##### MATERIAL FOR THIS TASK #####

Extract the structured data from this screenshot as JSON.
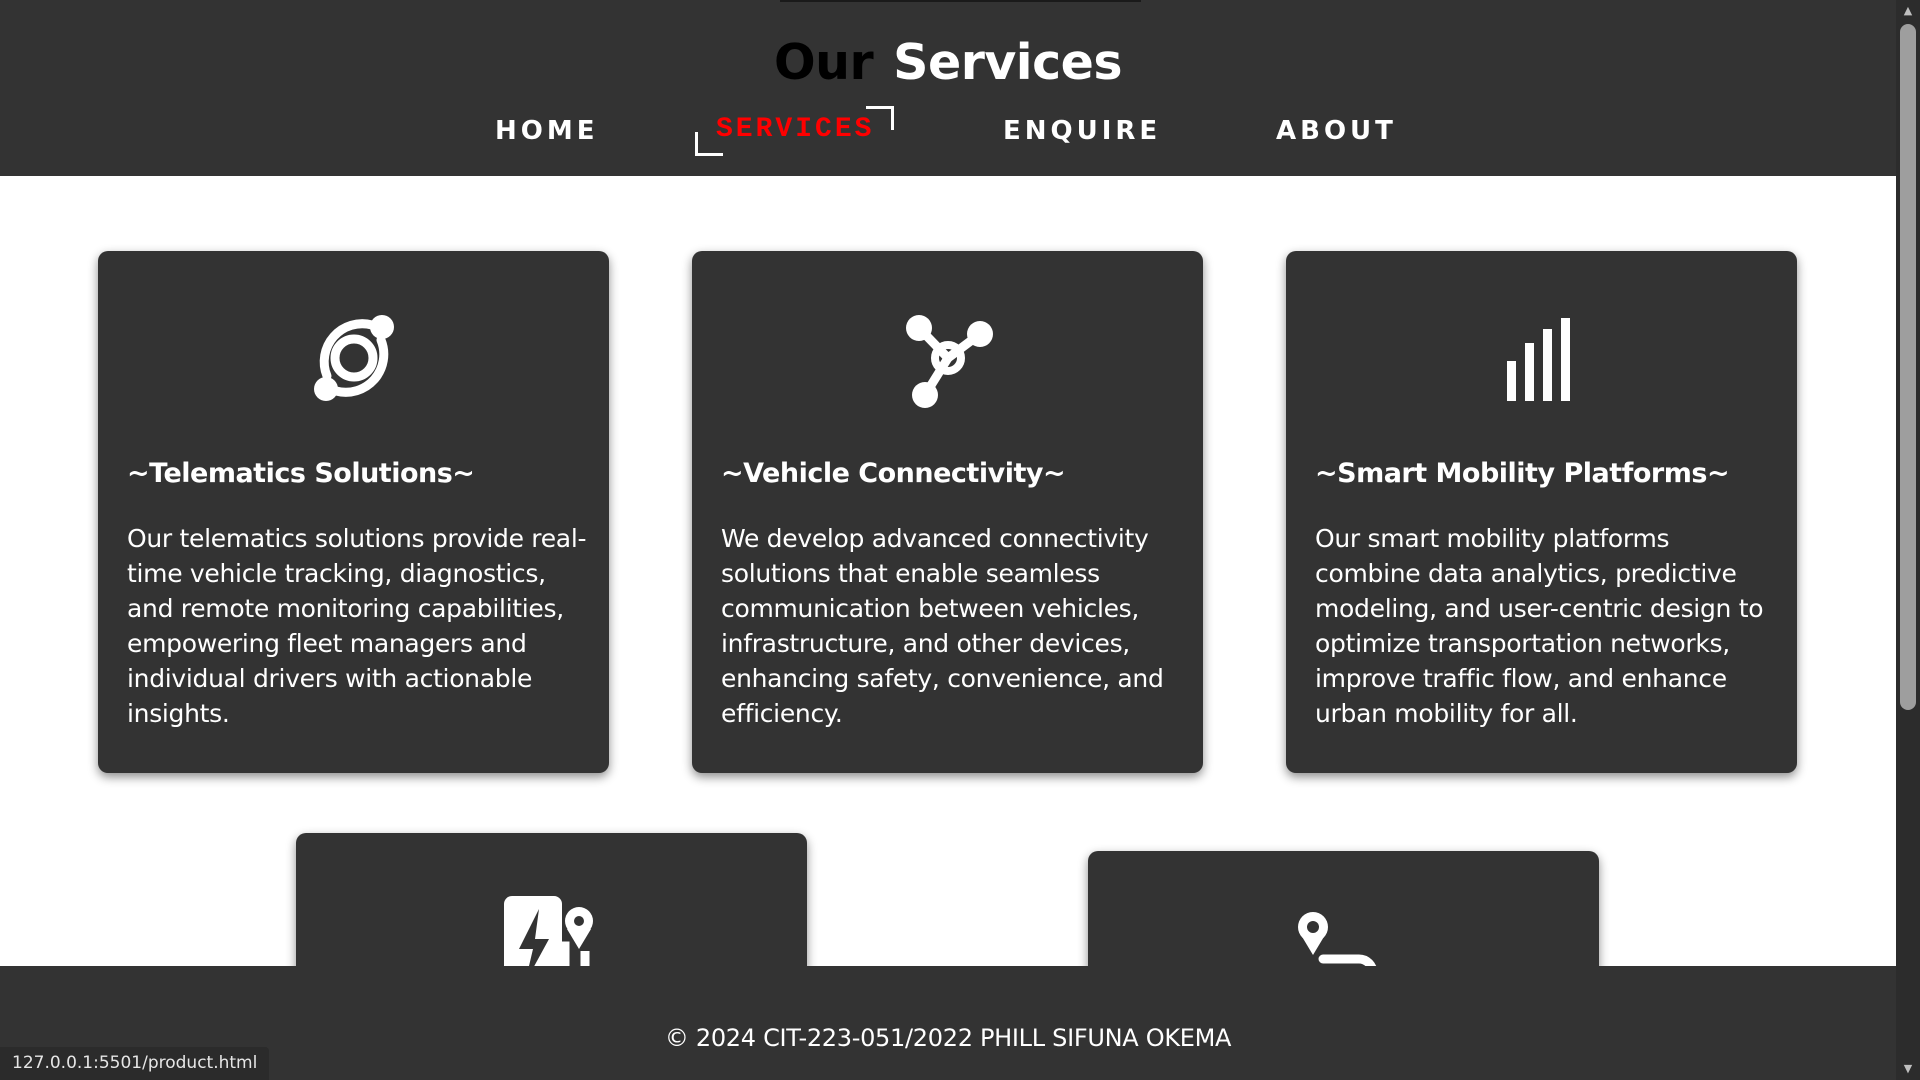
{
  "header": {
    "title_word1": "Our",
    "title_word2": "Services"
  },
  "nav": {
    "items": [
      {
        "label": "HOME",
        "active": false
      },
      {
        "label": "SERVICES",
        "active": true
      },
      {
        "label": "ENQUIRE",
        "active": false
      },
      {
        "label": "ABOUT",
        "active": false
      }
    ]
  },
  "services": [
    {
      "icon": "telematics-orbit-icon",
      "title": "~Telematics Solutions~",
      "description": "Our telematics solutions provide real-time vehicle tracking, diagnostics, and remote monitoring capabilities, empowering fleet managers and individual drivers with actionable insights."
    },
    {
      "icon": "connectivity-hub-icon",
      "title": "~Vehicle Connectivity~",
      "description": "We develop advanced connectivity solutions that enable seamless communication between vehicles, infrastructure, and other devices, enhancing safety, convenience, and efficiency."
    },
    {
      "icon": "signal-bars-icon",
      "title": "~Smart Mobility Platforms~",
      "description": "Our smart mobility platforms combine data analytics, predictive modeling, and user-centric design to optimize transportation networks, improve traffic flow, and enhance urban mobility for all."
    },
    {
      "icon": "ev-charging-icon",
      "title": "",
      "description": ""
    },
    {
      "icon": "route-pin-icon",
      "title": "",
      "description": ""
    }
  ],
  "footer": {
    "copyright": "© 2024  CIT-223-051/2022 PHILL SIFUNA OKEMA"
  },
  "statusbar": {
    "url": "127.0.0.1:5501/product.html"
  },
  "colors": {
    "dark_surface": "#333333",
    "active_nav": "#ff0000",
    "text_light": "#ffffff",
    "title_dark": "#000000"
  }
}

#####

▸ **WRITTEN TASK**
Collect every line from the records above that contains the word "data".

▸ **FULL OUTPUT**
Extract the structured data from this screenshot as JSON.
      "description": "Our smart mobility platforms combine data analytics, predictive modeling, and user-centric design to optimize transportation networks, improve traffic flow, and enhance urban mobility for all."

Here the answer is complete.